- _Task objective_
Provide an exact transcription of all the records.

Dataset rows
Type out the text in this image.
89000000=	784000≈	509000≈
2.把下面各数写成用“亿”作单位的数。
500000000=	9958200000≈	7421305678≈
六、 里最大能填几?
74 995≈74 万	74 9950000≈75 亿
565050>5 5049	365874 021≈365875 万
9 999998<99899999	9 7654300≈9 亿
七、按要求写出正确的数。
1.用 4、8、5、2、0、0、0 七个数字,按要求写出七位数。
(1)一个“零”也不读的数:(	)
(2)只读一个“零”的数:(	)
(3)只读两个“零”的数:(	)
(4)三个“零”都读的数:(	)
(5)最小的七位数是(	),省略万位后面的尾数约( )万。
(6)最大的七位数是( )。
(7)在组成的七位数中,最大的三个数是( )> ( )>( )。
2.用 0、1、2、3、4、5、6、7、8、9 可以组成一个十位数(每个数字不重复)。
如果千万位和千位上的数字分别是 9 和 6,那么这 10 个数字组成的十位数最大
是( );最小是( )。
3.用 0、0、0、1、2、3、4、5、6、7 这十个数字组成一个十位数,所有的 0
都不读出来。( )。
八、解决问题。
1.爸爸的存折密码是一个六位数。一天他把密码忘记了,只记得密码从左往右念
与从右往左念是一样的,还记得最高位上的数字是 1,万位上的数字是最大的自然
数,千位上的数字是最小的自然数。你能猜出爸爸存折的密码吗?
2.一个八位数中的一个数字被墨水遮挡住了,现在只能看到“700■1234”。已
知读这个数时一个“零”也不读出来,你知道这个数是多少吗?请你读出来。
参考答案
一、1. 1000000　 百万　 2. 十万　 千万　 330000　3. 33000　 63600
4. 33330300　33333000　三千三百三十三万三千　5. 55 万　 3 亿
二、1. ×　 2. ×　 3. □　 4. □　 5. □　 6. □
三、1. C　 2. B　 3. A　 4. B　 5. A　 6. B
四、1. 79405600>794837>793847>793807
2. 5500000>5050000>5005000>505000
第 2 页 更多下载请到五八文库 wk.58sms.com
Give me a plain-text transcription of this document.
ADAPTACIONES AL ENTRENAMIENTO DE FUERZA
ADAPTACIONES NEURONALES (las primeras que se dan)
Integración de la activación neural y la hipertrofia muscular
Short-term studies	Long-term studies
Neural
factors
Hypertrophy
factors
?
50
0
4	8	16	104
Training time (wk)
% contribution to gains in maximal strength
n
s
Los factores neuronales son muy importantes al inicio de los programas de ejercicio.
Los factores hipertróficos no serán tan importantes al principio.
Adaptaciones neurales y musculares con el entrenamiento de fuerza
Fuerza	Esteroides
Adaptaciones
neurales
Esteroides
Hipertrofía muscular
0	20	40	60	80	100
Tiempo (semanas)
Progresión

- _Expected output_
Type out the text in this image.
89000000=	784000≈	509000≈
2.把下面各数写成用“亿”作单位的数。
500000000=	9958200000≈	7421305678≈
六、 里最大能填几?
74 995≈74 万	74 9950000≈75 亿
565050>5 5049	365874 021≈365875 万
9 999998<99899999	9 7654300≈9 亿
七、按要求写出正确的数。
1.用 4、8、5、2、0、0、0 七个数字,按要求写出七位数。
(1)一个“零”也不读的数:(	)
(2)只读一个“零”的数:(	)
(3)只读两个“零”的数:(	)
(4)三个“零”都读的数:(	)
(5)最小的七位数是(	),省略万位后面的尾数约( )万。
(6)最大的七位数是( )。
(7)在组成的七位数中,最大的三个数是( )> ( )>( )。
2.用 0、1、2、3、4、5、6、7、8、9 可以组成一个十位数(每个数字不重复)。
如果千万位和千位上的数字分别是 9 和 6,那么这 10 个数字组成的十位数最大
是( );最小是( )。
3.用 0、0、0、1、2、3、4、5、6、7 这十个数字组成一个十位数,所有的 0
都不读出来。( )。
八、解决问题。
1.爸爸的存折密码是一个六位数。一天他把密码忘记了,只记得密码从左往右念
与从右往左念是一样的,还记得最高位上的数字是 1,万位上的数字是最大的自然
数,千位上的数字是最小的自然数。你能猜出爸爸存折的密码吗?
2.一个八位数中的一个数字被墨水遮挡住了,现在只能看到“700■1234”。已
知读这个数时一个“零”也不读出来,你知道这个数是多少吗?请你读出来。
参考答案
一、1. 1000000　 百万　 2. 十万　 千万　 330000　3. 33000　 63600
4. 33330300　33333000　三千三百三十三万三千　5. 55 万　 3 亿
二、1. ×　 2. ×　 3. □　 4. □　 5. □　 6. □
三、1. C　 2. B　 3. A　 4. B　 5. A　 6. B
四、1. 79405600>794837>793847>793807
2. 5500000>5050000>5005000>505000
第 2 页 更多下载请到五八文库 wk.58sms.com
Give me a plain-text transcription of this document.
ADAPTACIONES AL ENTRENAMIENTO DE FUERZA
ADAPTACIONES NEURONALES (las primeras que se dan)
Integración de la activación neural y la hipertrofia muscular
Short-term studies	Long-term studies
Neural
factors
Hypertrophy
factors
?
50
0
4	8	16	104
Training time (wk)
% contribution to gains in maximal strength
n
s
Los factores neuronales son muy importantes al inicio de los programas de ejercicio.
Los factores hipertróficos no serán tan importantes al principio.
Adaptaciones neurales y musculares con el entrenamiento de fuerza
Fuerza	Esteroides
Adaptaciones
neurales
Esteroides
Hipertrofía muscular
0	20	40	60	80	100
Tiempo (semanas)
Progresión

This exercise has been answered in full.